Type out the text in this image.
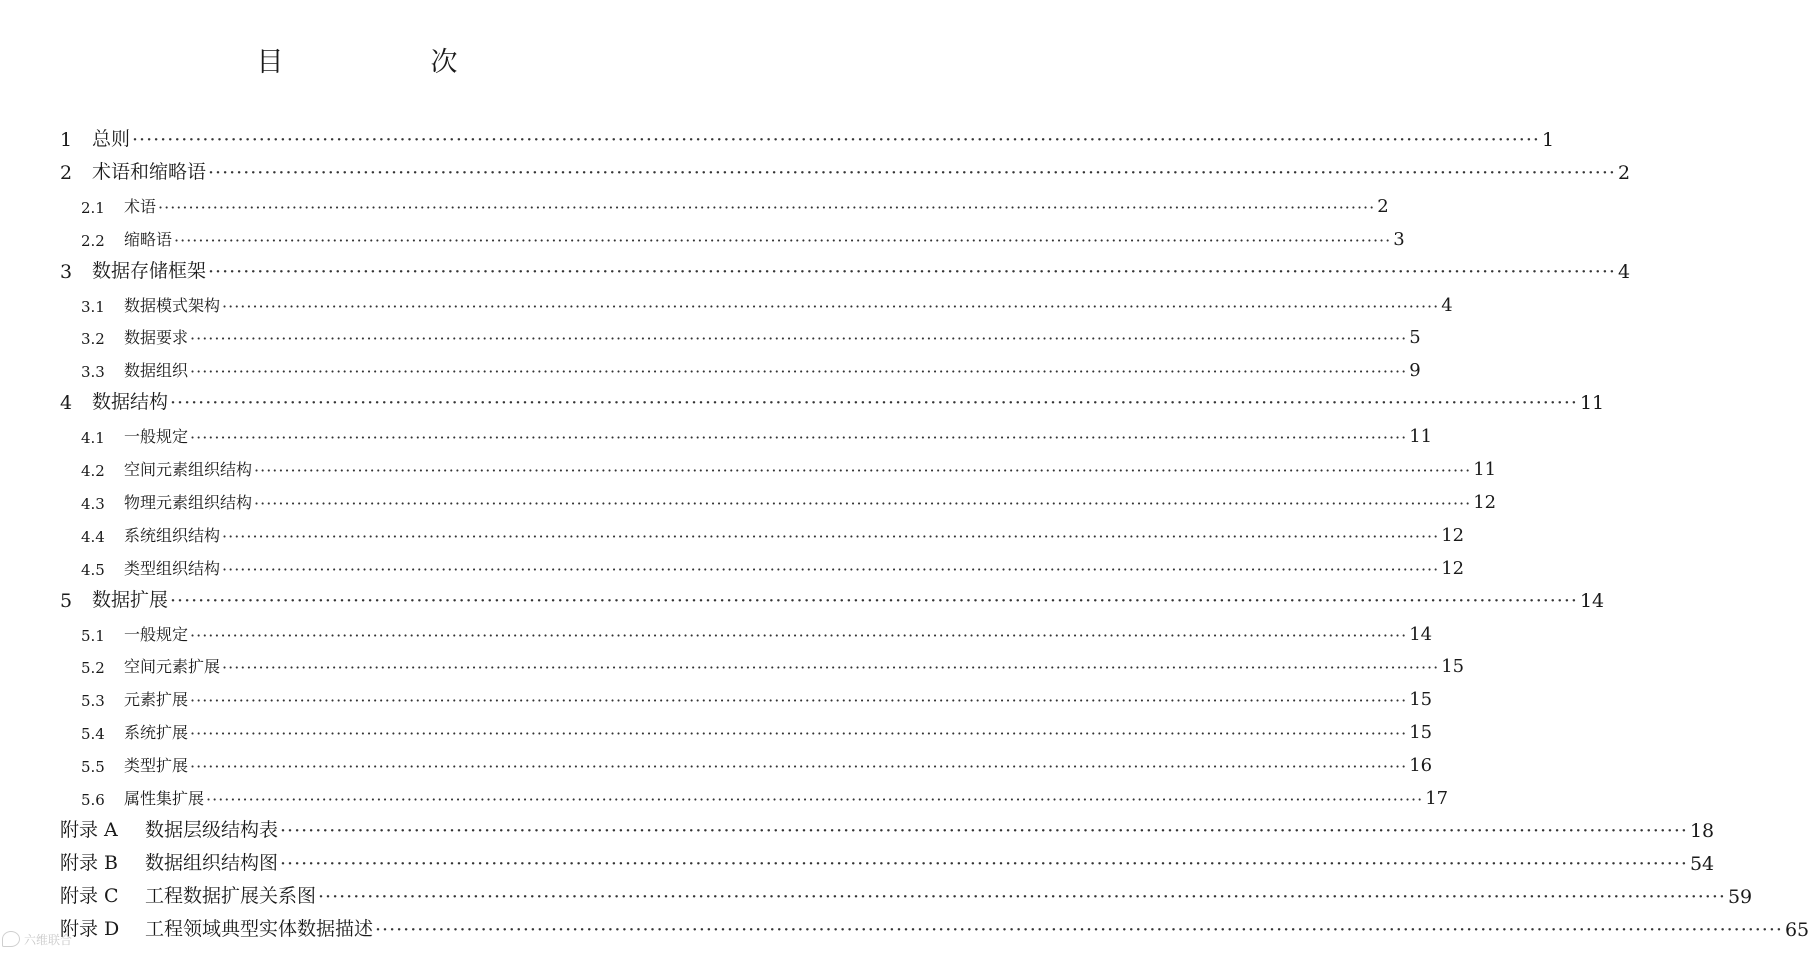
目　次
1 总则 ········································································································································································································ 1
2 术语和缩略语 ········································································································································································································ 2
2.1 术语 ········································································································································································································ 2
2.2 缩略语 ········································································································································································································ 3
3 数据存储框架 ········································································································································································································ 4
3.1 数据模式架构 ········································································································································································································ 4
3.2 数据要求 ········································································································································································································ 5
3.3 数据组织 ········································································································································································································ 9
4 数据结构 ········································································································································································································ 11
4.1 一般规定 ········································································································································································································ 11
4.2 空间元素组织结构 ········································································································································································································ 11
4.3 物理元素组织结构 ········································································································································································································ 12
4.4 系统组织结构 ········································································································································································································ 12
4.5 类型组织结构 ········································································································································································································ 12
5 数据扩展 ········································································································································································································ 14
5.1 一般规定 ········································································································································································································ 14
5.2 空间元素扩展 ········································································································································································································ 15
5.3 元素扩展 ········································································································································································································ 15
5.4 系统扩展 ········································································································································································································ 15
5.5 类型扩展 ········································································································································································································ 16
5.6 属性集扩展 ········································································································································································································ 17
附录 A 数据层级结构表 ········································································································································································································ 18
附录 B 数据组织结构图 ········································································································································································································ 54
附录 C 工程数据扩展关系图 ········································································································································································································ 59
附录 D 工程领域典型实体数据描述 ········································································································································································································ 65
六维联合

--------------------

◆ What you will do: Keep the pictures out of your copy, and repeat every entry above exactly.

◆ Result of the exercise:
Type out the text in this image.
目　次
1 总则 ········································································································································································································ 1
2 术语和缩略语 ········································································································································································································ 2
2.1 术语 ········································································································································································································ 2
2.2 缩略语 ········································································································································································································ 3
3 数据存储框架 ········································································································································································································ 4
3.1 数据模式架构 ········································································································································································································ 4
3.2 数据要求 ········································································································································································································ 5
3.3 数据组织 ········································································································································································································ 9
4 数据结构 ········································································································································································································ 11
4.1 一般规定 ········································································································································································································ 11
4.2 空间元素组织结构 ········································································································································································································ 11
4.3 物理元素组织结构 ········································································································································································································ 12
4.4 系统组织结构 ········································································································································································································ 12
4.5 类型组织结构 ········································································································································································································ 12
5 数据扩展 ········································································································································································································ 14
5.1 一般规定 ········································································································································································································ 14
5.2 空间元素扩展 ········································································································································································································ 15
5.3 元素扩展 ········································································································································································································ 15
5.4 系统扩展 ········································································································································································································ 15
5.5 类型扩展 ········································································································································································································ 16
5.6 属性集扩展 ········································································································································································································ 17
附录 A 数据层级结构表 ········································································································································································································ 18
附录 B 数据组织结构图 ········································································································································································································ 54
附录 C 工程数据扩展关系图 ········································································································································································································ 59
附录 D 工程领域典型实体数据描述 ········································································································································································································ 65
六维联合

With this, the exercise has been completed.